Collect all the lines that mention the word "chất".

## INFORMATION PROVIDED:
- - - - -
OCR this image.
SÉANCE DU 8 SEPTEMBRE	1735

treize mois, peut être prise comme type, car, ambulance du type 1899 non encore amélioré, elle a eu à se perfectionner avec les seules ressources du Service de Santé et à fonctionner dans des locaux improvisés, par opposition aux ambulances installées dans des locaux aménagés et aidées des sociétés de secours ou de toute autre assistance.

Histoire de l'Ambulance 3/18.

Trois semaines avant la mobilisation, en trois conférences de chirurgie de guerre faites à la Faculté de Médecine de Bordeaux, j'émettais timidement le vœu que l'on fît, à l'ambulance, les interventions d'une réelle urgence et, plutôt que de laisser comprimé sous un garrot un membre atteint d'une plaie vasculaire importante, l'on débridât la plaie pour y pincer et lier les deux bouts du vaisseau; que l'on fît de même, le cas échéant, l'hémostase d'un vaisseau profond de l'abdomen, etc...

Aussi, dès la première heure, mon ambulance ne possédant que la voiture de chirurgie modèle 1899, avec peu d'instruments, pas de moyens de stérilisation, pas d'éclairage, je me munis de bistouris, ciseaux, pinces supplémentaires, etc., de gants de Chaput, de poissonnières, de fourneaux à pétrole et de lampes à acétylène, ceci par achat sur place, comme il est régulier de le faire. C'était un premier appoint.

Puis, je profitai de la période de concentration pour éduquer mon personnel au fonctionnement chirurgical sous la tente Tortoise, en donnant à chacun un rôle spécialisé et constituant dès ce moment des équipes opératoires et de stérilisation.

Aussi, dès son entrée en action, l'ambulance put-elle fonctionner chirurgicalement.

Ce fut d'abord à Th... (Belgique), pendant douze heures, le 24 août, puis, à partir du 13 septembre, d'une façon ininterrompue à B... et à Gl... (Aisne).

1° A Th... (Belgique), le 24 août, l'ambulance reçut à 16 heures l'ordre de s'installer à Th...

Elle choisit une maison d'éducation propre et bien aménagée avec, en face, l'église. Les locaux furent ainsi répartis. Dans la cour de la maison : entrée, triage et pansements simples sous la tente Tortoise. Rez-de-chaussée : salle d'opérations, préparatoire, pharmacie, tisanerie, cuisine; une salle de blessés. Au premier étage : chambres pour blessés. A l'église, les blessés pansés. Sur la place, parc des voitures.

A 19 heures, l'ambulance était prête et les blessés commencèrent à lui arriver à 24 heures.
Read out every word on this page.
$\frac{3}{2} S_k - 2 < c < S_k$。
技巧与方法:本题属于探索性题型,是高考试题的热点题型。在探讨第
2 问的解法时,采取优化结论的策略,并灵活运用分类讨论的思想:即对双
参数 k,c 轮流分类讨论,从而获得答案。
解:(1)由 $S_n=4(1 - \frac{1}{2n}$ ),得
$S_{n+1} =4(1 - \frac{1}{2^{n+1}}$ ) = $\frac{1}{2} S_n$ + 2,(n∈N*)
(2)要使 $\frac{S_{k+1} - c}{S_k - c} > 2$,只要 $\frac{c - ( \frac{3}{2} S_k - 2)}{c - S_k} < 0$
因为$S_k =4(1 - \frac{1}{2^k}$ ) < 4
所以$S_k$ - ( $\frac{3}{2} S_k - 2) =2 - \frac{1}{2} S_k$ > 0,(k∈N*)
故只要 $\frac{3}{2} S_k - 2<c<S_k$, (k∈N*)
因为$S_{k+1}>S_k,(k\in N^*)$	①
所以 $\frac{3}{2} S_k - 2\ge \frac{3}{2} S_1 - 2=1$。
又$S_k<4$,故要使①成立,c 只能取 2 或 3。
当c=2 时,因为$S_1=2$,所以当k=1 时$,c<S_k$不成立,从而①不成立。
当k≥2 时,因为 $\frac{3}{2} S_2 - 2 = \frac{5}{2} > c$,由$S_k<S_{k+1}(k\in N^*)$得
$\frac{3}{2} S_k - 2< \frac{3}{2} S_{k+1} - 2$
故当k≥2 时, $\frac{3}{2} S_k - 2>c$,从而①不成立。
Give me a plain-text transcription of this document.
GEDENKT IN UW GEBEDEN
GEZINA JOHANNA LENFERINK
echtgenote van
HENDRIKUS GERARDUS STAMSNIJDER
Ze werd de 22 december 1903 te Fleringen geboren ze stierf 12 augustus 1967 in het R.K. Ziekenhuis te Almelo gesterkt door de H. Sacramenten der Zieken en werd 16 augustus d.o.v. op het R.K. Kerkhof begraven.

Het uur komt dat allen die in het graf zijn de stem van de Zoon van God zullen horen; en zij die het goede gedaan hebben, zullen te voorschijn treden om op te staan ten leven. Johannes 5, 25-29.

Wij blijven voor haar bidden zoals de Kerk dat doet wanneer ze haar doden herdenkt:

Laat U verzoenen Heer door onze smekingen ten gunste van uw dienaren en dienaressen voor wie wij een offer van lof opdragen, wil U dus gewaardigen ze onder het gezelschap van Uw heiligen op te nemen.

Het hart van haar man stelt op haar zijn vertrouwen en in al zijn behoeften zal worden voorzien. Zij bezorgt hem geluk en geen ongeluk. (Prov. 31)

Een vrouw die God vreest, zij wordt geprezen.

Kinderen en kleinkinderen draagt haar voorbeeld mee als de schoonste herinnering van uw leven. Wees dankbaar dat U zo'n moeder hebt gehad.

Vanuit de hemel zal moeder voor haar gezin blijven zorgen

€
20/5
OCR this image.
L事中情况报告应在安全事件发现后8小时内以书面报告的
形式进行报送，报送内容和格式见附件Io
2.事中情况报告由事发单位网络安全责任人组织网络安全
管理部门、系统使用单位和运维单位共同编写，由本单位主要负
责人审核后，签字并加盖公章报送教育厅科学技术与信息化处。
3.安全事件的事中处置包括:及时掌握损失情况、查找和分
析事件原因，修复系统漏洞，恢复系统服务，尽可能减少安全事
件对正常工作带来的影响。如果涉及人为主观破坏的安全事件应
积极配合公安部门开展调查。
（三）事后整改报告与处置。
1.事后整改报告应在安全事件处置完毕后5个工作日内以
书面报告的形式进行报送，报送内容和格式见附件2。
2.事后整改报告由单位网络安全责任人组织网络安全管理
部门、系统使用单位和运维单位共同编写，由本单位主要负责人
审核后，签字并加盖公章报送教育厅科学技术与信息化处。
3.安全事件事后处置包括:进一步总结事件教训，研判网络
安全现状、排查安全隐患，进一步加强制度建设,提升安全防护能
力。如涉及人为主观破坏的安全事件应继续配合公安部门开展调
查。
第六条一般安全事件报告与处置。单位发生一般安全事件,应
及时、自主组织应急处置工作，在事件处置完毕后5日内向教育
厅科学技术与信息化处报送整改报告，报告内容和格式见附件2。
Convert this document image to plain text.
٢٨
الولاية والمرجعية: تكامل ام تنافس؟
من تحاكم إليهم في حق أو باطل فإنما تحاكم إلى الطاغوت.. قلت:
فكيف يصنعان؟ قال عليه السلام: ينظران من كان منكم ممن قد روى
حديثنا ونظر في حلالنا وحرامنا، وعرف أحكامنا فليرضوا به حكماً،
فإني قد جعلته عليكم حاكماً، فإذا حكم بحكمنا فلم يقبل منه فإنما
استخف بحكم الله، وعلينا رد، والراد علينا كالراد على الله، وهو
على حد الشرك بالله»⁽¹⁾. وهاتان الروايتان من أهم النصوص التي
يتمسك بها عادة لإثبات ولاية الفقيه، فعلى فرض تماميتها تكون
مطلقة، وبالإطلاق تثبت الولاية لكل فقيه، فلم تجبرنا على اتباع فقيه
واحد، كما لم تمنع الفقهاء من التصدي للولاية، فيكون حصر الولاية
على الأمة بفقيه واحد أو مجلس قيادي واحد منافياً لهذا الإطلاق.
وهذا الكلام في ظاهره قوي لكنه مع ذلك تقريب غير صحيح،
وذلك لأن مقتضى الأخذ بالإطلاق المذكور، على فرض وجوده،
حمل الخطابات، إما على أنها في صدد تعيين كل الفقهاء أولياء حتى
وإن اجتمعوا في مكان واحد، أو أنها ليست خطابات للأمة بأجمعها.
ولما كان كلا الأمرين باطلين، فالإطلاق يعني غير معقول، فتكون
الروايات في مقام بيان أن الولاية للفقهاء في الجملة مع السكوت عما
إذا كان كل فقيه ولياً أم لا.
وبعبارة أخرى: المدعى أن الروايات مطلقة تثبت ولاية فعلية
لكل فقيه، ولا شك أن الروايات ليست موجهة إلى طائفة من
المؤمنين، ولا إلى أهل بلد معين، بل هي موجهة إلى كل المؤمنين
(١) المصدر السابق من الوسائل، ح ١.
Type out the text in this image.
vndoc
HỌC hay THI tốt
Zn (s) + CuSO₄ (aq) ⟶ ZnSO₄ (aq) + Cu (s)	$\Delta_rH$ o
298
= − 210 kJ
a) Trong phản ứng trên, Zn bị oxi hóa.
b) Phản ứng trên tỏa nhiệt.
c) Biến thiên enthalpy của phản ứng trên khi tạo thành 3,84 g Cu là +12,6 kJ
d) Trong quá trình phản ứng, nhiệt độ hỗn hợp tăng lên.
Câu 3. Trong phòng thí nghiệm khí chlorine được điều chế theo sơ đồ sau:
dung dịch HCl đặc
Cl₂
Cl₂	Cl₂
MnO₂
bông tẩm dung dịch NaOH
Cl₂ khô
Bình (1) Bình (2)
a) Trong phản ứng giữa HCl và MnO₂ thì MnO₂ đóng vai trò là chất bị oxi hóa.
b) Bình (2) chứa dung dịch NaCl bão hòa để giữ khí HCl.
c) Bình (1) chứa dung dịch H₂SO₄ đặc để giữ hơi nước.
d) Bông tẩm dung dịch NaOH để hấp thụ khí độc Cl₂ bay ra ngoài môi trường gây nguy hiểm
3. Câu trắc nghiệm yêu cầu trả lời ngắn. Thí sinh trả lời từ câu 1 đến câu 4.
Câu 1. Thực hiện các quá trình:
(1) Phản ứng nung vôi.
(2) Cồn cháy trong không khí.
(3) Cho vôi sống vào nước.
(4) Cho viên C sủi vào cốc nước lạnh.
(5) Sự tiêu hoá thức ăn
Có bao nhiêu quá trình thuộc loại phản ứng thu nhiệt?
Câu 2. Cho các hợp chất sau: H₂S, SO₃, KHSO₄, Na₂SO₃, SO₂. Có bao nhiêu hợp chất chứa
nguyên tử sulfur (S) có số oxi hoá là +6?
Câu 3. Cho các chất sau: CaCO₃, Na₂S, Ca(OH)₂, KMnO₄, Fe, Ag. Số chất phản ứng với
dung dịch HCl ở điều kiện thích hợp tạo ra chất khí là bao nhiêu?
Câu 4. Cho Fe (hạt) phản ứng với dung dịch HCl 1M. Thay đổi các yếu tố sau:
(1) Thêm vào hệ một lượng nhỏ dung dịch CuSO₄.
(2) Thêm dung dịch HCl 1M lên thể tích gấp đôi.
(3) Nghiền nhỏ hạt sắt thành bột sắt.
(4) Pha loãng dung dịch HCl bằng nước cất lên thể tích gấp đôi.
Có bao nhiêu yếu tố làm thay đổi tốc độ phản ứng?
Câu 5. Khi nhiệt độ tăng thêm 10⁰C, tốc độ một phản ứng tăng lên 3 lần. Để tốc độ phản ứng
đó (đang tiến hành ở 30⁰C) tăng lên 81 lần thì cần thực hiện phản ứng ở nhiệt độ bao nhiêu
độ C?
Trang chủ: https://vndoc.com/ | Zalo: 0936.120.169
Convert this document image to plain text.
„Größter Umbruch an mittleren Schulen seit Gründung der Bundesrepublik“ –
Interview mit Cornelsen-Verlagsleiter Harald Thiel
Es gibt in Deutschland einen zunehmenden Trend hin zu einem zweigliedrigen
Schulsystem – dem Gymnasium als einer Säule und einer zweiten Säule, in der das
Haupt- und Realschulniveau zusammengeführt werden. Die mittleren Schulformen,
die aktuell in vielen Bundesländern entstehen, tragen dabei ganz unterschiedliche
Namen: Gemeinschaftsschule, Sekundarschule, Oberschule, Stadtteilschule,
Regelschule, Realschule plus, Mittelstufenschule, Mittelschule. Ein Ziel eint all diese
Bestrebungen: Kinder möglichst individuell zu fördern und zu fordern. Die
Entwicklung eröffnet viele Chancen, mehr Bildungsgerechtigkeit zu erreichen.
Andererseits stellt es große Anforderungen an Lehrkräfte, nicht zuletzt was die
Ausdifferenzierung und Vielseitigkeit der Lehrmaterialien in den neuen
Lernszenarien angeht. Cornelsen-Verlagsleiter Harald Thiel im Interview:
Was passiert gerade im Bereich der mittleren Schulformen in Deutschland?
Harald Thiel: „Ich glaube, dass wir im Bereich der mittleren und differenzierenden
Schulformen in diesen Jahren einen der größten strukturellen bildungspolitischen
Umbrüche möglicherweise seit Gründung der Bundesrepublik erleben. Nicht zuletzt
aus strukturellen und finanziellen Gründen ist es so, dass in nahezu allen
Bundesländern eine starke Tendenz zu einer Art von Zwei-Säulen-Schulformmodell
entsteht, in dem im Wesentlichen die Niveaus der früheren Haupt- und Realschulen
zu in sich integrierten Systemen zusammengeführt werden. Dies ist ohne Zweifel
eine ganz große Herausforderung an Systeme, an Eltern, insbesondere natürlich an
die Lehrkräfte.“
- - - - -
## SOLUTION BELOW:
a) Trong phản ứng giữa HCl và MnO₂ thì MnO₂ đóng vai trò là chất bị oxi hóa.
Câu 2. Cho các hợp chất sau: H₂S, SO₃, KHSO₄, Na₂SO₃, SO₂. Có bao nhiêu hợp chất chứa
Câu 3. Cho các chất sau: CaCO₃, Na₂S, Ca(OH)₂, KMnO₄, Fe, Ag. Số chất phản ứng với
dung dịch HCl ở điều kiện thích hợp tạo ra chất khí là bao nhiêu?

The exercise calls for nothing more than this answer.